▶ _EXERCISE REQUIREMENTS_
Every line of the material is to be repeated exactly as it stands.

▶ _DATA EXTRACT_
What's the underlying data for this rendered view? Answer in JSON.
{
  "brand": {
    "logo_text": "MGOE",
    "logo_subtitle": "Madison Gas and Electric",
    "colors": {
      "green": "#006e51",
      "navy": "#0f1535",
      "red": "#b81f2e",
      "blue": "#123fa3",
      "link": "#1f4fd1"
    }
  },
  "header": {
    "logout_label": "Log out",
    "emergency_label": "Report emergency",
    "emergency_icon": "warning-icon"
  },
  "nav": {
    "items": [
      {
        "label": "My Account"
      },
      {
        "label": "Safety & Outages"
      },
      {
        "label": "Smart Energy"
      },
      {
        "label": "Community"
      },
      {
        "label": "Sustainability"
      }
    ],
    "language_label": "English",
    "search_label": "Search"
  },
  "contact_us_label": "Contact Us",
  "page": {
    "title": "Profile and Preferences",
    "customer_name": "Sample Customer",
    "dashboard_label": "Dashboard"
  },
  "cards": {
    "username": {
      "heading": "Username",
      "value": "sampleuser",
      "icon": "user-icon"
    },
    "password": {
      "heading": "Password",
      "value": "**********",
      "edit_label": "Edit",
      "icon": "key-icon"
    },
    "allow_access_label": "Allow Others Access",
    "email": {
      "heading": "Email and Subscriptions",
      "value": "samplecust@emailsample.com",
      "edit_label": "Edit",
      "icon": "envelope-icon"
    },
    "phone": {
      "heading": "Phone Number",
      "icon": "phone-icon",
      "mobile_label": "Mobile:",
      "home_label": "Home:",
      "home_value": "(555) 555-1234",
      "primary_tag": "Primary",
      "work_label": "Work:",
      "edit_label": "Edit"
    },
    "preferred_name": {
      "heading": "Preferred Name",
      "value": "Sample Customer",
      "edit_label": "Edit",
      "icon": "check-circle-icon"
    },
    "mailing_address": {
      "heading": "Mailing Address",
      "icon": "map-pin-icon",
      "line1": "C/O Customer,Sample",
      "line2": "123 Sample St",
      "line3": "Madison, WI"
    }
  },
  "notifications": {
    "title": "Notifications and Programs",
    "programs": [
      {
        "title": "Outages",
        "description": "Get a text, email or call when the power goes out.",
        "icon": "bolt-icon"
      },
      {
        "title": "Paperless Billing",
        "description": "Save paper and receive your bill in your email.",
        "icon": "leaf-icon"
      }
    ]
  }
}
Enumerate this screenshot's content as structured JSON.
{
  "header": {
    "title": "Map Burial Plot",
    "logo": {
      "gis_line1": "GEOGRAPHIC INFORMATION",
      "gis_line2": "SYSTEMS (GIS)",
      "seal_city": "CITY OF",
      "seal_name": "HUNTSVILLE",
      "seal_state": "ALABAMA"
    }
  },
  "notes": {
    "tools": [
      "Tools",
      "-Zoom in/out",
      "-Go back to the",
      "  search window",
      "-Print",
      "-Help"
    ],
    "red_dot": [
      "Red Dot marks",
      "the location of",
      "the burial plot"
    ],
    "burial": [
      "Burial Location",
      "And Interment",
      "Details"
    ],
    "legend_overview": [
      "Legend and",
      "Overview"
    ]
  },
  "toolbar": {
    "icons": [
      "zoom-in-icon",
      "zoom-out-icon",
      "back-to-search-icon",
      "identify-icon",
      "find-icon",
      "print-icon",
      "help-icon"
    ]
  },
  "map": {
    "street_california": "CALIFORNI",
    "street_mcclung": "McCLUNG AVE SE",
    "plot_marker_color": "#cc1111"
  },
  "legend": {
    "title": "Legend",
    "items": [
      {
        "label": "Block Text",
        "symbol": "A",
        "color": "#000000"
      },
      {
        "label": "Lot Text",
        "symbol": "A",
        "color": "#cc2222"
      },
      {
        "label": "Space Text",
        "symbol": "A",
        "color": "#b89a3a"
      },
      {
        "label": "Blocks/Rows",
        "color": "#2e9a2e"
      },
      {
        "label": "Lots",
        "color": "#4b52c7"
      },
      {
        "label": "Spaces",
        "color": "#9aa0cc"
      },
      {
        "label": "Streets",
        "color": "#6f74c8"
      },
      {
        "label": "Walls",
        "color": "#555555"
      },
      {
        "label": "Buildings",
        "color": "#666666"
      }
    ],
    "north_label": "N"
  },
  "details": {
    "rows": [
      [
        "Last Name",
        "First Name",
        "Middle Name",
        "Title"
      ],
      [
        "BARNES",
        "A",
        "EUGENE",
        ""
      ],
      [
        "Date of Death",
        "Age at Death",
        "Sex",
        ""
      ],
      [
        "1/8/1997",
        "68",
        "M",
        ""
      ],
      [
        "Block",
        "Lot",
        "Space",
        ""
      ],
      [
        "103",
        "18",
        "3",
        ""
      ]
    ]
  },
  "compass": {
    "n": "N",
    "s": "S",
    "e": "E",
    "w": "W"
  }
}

▶ _SOLUTION BELOW_
What's the underlying data for this rendered view? Answer in JSON.
{
  "brand": {
    "logo_text": "MGOE",
    "logo_subtitle": "Madison Gas and Electric",
    "colors": {
      "green": "#006e51",
      "navy": "#0f1535",
      "red": "#b81f2e",
      "blue": "#123fa3",
      "link": "#1f4fd1"
    }
  },
  "header": {
    "logout_label": "Log out",
    "emergency_label": "Report emergency",
    "emergency_icon": "warning-icon"
  },
  "nav": {
    "items": [
      {
        "label": "My Account"
      },
      {
        "label": "Safety & Outages"
      },
      {
        "label": "Smart Energy"
      },
      {
        "label": "Community"
      },
      {
        "label": "Sustainability"
      }
    ],
    "language_label": "English",
    "search_label": "Search"
  },
  "contact_us_label": "Contact Us",
  "page": {
    "title": "Profile and Preferences",
    "customer_name": "Sample Customer",
    "dashboard_label": "Dashboard"
  },
  "cards": {
    "username": {
      "heading": "Username",
      "value": "sampleuser",
      "icon": "user-icon"
    },
    "password": {
      "heading": "Password",
      "value": "**********",
      "edit_label": "Edit",
      "icon": "key-icon"
    },
    "allow_access_label": "Allow Others Access",
    "email": {
      "heading": "Email and Subscriptions",
      "value": "samplecust@emailsample.com",
      "edit_label": "Edit",
      "icon": "envelope-icon"
    },
    "phone": {
      "heading": "Phone Number",
      "icon": "phone-icon",
      "mobile_label": "Mobile:",
      "home_label": "Home:",
      "home_value": "(555) 555-1234",
      "primary_tag": "Primary",
      "work_label": "Work:",
      "edit_label": "Edit"
    },
    "preferred_name": {
      "heading": "Preferred Name",
      "value": "Sample Customer",
      "edit_label": "Edit",
      "icon": "check-circle-icon"
    },
    "mailing_address": {
      "heading": "Mailing Address",
      "icon": "map-pin-icon",
      "line1": "C/O Customer,Sample",
      "line2": "123 Sample St",
      "line3": "Madison, WI"
    }
  },
  "notifications": {
    "title": "Notifications and Programs",
    "programs": [
      {
        "title": "Outages",
        "description": "Get a text, email or call when the power goes out.",
        "icon": "bolt-icon"
      },
      {
        "title": "Paperless Billing",
        "description": "Save paper and receive your bill in your email.",
        "icon": "leaf-icon"
      }
    ]
  }
}
Enumerate this screenshot's content as structured JSON.
{
  "header": {
    "title": "Map Burial Plot",
    "logo": {
      "gis_line1": "GEOGRAPHIC INFORMATION",
      "gis_line2": "SYSTEMS (GIS)",
      "seal_city": "CITY OF",
      "seal_name": "HUNTSVILLE",
      "seal_state": "ALABAMA"
    }
  },
  "notes": {
    "tools": [
      "Tools",
      "-Zoom in/out",
      "-Go back to the",
      "  search window",
      "-Print",
      "-Help"
    ],
    "red_dot": [
      "Red Dot marks",
      "the location of",
      "the burial plot"
    ],
    "burial": [
      "Burial Location",
      "And Interment",
      "Details"
    ],
    "legend_overview": [
      "Legend and",
      "Overview"
    ]
  },
  "toolbar": {
    "icons": [
      "zoom-in-icon",
      "zoom-out-icon",
      "back-to-search-icon",
      "identify-icon",
      "find-icon",
      "print-icon",
      "help-icon"
    ]
  },
  "map": {
    "street_california": "CALIFORNI",
    "street_mcclung": "McCLUNG AVE SE",
    "plot_marker_color": "#cc1111"
  },
  "legend": {
    "title": "Legend",
    "items": [
      {
        "label": "Block Text",
        "symbol": "A",
        "color": "#000000"
      },
      {
        "label": "Lot Text",
        "symbol": "A",
        "color": "#cc2222"
      },
      {
        "label": "Space Text",
        "symbol": "A",
        "color": "#b89a3a"
      },
      {
        "label": "Blocks/Rows",
        "color": "#2e9a2e"
      },
      {
        "label": "Lots",
        "color": "#4b52c7"
      },
      {
        "label": "Spaces",
        "color": "#9aa0cc"
      },
      {
        "label": "Streets",
        "color": "#6f74c8"
      },
      {
        "label": "Walls",
        "color": "#555555"
      },
      {
        "label": "Buildings",
        "color": "#666666"
      }
    ],
    "north_label": "N"
  },
  "details": {
    "rows": [
      [
        "Last Name",
        "First Name",
        "Middle Name",
        "Title"
      ],
      [
        "BARNES",
        "A",
        "EUGENE",
        ""
      ],
      [
        "Date of Death",
        "Age at Death",
        "Sex",
        ""
      ],
      [
        "1/8/1997",
        "68",
        "M",
        ""
      ],
      [
        "Block",
        "Lot",
        "Space",
        ""
      ],
      [
        "103",
        "18",
        "3",
        ""
      ]
    ]
  },
  "compass": {
    "n": "N",
    "s": "S",
    "e": "E",
    "w": "W"
  }
}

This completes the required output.